[Reading passage]

%%

As college students it is safe to say the majority of us have procrastinated on a project, paper, or studying at some point. Procrastination involves knowing that something needs to be done in a certain time frame, but the individual fails to complete the task due to lack of motivation or other factors such as behavior, cognition, and affect (Ackerman and Gross, 2007). Most of us can admit that we find ourselves with the, “I can finish it tomorrow or next week” thought when having difficulty to find the motivation. Unfortunately, procrastinating is typically followed by the late night in the library scenario scrambling to complete an assignment due the next morning. Consequently, procrastinating is also associated with stress, frustration, and feelings of guilt (Ackerman and Gross, 2007). A study researching a group of college students found that those who procrastinated ultimately reported a lower grade average, and higher levels of stress and illness (Jaffe, 2013).

%%

(Stored dataset items)

%%

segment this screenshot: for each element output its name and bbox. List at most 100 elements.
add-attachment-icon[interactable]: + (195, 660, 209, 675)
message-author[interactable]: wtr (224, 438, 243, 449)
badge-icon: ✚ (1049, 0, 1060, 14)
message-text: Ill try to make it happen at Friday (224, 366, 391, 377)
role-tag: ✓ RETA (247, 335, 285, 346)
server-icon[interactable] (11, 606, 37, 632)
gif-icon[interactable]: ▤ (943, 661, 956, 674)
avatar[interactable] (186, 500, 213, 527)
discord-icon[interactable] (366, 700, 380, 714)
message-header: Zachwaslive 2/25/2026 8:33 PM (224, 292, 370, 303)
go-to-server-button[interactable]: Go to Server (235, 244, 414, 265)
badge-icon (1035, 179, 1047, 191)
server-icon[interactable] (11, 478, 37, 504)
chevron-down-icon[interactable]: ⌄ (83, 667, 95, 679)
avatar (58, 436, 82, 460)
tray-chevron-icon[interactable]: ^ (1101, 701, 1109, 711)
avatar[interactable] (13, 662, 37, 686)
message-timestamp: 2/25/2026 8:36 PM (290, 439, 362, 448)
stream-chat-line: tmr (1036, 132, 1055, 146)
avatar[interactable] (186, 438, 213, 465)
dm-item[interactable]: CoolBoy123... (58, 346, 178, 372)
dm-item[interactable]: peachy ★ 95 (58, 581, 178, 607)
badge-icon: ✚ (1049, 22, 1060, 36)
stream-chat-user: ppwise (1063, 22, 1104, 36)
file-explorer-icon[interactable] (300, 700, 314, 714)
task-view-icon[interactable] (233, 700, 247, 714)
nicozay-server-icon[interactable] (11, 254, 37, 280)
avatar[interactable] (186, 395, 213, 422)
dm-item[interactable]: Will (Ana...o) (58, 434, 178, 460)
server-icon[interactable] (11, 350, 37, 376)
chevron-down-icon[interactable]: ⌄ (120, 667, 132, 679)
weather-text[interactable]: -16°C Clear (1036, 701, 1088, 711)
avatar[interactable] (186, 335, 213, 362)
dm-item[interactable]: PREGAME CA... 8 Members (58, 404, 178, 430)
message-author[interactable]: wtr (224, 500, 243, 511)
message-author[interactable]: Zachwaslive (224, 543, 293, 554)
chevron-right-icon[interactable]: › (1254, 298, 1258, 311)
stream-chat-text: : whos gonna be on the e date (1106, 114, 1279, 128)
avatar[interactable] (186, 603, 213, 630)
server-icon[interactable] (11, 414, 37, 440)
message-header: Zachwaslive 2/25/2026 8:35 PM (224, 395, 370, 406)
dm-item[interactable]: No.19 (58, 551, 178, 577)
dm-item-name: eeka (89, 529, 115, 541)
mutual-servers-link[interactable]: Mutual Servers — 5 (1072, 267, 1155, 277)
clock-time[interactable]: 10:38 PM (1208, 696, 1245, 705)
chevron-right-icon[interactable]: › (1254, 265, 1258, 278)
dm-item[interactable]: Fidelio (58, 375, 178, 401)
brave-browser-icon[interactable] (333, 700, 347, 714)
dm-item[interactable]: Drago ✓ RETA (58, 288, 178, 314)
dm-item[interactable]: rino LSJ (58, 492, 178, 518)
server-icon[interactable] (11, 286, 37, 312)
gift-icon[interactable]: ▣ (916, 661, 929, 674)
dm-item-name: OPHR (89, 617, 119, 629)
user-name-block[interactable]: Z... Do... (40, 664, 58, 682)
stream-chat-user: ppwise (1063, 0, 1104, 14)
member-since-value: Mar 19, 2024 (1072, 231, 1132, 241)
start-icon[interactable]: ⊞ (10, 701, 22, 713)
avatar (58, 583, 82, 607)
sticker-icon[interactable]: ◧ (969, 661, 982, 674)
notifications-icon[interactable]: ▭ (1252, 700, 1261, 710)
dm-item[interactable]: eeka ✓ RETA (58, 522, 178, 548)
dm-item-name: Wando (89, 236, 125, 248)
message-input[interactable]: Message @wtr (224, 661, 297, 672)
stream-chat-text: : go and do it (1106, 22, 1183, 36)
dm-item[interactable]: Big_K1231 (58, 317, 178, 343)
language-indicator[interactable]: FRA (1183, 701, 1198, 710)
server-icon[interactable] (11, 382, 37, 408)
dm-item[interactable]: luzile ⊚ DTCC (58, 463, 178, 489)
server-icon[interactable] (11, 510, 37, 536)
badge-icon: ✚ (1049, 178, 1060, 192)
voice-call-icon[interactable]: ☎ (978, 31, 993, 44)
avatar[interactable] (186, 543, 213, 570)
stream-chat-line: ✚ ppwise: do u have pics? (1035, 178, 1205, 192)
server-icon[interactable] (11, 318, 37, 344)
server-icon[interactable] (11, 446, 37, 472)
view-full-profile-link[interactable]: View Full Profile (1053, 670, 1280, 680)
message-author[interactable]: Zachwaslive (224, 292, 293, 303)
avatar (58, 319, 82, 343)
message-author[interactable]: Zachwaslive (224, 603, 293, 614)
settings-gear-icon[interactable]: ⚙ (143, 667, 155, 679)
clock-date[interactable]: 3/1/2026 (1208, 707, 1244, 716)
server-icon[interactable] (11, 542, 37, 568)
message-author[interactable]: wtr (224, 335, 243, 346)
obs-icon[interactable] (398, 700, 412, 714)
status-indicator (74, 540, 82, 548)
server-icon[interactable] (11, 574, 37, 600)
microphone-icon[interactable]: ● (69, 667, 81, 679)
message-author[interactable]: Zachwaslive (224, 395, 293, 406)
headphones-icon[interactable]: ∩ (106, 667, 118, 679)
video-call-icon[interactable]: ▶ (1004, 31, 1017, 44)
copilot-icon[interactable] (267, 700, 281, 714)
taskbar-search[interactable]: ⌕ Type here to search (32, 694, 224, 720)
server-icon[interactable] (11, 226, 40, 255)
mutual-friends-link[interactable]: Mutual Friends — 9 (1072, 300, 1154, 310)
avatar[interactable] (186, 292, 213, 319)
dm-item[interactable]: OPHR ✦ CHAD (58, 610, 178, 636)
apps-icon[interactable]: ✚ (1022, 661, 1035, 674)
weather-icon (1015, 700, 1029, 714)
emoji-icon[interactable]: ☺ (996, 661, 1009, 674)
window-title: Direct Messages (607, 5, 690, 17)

%%

[Tasks]
**a.** In the procrastination passage, what did the college students who procrastinated report, according to the study cited as Jaffe, 2013?
**b.** In the records, swap "message-author" for "message-sender" in the lines from the first line through the one containing "badge-icon: ✚ (1049, 0, 1060, 14)", inclusive, and return only those lines.

[Responses]
**a.** They reported a lower grade average and higher levels of stress and illness.

**b.**
segment this screenshot: for each element output its name and bbox. List at most 100 elements.
add-attachment-icon[interactable]: + (195, 660, 209, 675)
message-sender[interactable]: wtr (224, 438, 243, 449)
badge-icon: ✚ (1049, 0, 1060, 14)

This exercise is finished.